## Objective
Find each line with the string "national" and copy it.

Data excerpts
— Begin —

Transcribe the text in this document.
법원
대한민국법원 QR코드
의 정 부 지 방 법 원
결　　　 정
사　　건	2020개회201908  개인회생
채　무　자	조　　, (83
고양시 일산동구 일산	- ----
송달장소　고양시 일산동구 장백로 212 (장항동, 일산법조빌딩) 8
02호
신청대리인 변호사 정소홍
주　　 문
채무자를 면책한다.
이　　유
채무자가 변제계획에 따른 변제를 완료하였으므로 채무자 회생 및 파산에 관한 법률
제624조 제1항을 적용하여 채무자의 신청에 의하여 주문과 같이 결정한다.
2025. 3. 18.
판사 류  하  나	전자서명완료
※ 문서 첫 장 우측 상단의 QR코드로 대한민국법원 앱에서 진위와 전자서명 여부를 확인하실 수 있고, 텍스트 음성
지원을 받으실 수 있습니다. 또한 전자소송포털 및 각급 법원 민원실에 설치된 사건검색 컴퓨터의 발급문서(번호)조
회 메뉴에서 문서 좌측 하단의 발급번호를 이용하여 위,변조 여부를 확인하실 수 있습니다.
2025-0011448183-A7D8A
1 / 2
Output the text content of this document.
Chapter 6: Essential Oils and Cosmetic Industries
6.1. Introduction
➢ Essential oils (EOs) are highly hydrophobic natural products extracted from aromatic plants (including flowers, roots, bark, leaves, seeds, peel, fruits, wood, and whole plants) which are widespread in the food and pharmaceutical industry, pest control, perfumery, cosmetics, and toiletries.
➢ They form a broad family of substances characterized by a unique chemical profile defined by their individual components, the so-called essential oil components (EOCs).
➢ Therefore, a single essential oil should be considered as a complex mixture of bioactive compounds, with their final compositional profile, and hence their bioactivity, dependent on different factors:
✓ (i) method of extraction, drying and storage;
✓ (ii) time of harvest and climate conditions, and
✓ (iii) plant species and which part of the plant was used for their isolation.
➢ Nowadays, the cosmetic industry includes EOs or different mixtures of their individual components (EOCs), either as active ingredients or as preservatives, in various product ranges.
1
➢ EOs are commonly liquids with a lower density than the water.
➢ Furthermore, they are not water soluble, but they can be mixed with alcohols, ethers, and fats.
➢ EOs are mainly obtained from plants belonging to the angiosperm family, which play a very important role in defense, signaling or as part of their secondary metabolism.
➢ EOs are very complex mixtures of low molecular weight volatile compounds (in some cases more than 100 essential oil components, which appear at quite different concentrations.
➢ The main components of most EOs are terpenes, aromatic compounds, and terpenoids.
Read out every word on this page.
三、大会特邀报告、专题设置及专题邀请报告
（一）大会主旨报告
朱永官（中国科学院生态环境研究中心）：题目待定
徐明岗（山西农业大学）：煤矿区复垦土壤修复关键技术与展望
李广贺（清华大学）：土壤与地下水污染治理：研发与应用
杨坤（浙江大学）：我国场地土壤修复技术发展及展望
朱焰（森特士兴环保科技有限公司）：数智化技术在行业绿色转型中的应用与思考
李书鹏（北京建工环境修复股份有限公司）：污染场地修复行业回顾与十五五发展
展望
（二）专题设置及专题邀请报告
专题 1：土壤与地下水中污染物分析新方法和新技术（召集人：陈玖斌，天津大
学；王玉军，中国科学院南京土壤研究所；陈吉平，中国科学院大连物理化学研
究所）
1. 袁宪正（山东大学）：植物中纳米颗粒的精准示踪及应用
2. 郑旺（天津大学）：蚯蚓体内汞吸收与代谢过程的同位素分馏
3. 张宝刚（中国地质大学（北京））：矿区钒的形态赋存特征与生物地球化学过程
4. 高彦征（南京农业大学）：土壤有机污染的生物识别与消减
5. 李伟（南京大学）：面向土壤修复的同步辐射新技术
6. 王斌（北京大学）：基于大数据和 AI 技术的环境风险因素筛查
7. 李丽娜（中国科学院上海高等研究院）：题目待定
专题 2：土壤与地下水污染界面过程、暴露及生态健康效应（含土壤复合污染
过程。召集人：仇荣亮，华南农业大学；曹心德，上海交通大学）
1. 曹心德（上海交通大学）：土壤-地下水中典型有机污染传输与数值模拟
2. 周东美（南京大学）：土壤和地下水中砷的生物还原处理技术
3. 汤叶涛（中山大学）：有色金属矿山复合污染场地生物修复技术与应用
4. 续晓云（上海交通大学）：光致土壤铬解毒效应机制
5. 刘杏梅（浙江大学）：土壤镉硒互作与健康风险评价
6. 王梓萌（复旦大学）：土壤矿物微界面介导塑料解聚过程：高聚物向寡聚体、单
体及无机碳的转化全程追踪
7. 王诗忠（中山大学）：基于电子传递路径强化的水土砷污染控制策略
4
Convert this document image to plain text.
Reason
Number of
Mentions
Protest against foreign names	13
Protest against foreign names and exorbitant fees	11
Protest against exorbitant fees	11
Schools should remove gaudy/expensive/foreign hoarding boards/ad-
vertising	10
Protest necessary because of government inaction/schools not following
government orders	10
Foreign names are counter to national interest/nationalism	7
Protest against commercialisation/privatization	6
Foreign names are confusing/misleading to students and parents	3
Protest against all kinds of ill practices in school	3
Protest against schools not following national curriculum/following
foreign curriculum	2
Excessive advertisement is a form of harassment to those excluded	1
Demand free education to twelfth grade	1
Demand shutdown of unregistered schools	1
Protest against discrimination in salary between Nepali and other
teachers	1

— End —

## Response
Foreign names are counter to national interest/nationalism	7
Protest against schools not following national curriculum/following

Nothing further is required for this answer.